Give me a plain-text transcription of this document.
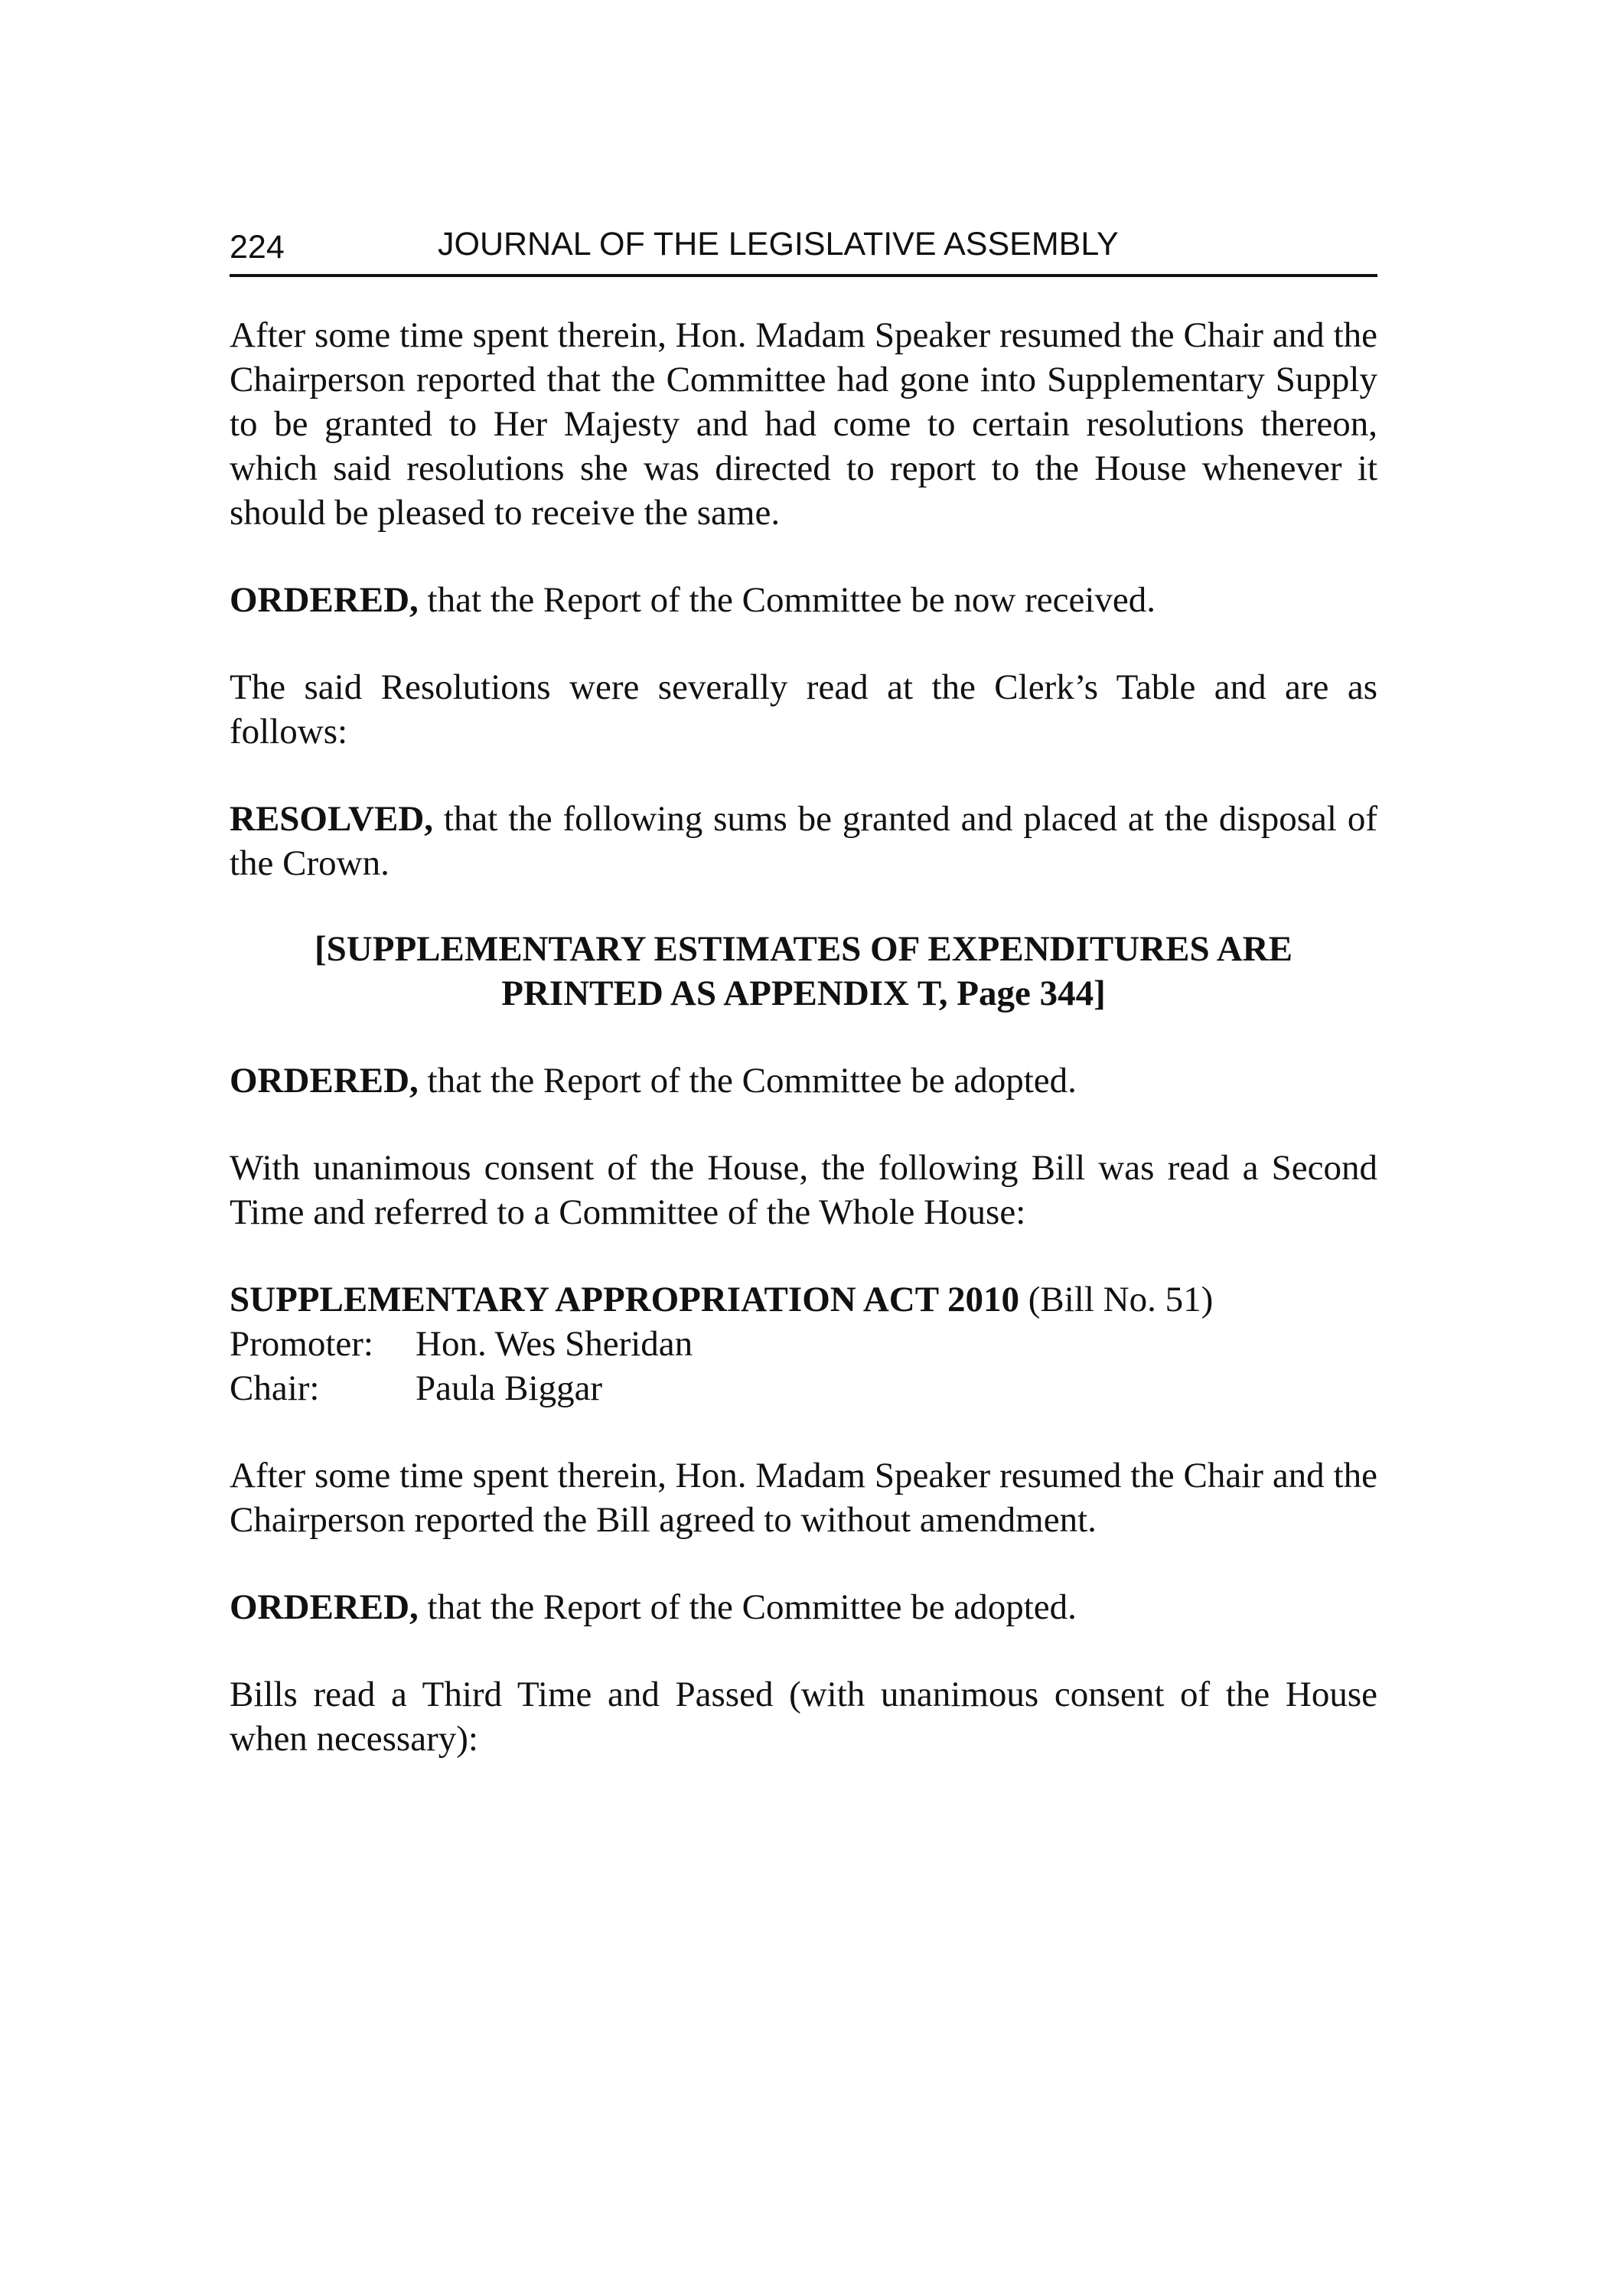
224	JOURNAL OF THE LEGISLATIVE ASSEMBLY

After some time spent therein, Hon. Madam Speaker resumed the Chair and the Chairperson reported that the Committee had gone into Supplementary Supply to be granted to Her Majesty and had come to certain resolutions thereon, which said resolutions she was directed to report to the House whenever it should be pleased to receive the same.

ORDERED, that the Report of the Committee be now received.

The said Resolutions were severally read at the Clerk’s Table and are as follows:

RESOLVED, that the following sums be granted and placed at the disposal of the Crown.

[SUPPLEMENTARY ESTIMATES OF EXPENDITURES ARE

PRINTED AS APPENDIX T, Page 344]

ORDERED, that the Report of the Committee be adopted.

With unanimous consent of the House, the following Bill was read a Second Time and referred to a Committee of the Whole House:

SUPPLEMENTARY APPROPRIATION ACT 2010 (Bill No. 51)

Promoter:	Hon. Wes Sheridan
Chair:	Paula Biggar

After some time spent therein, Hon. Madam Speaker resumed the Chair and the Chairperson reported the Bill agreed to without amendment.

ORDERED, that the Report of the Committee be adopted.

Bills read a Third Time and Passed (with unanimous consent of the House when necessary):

_ _ _ _ _ _ _

● **Work to complete**: Return every line above that contains the word "unanimous".

● **Correct output**:
With unanimous consent of the House, the following Bill was read a Second Time and referred to a Committee of the Whole House:
Bills read a Third Time and Passed (with unanimous consent of the House when necessary):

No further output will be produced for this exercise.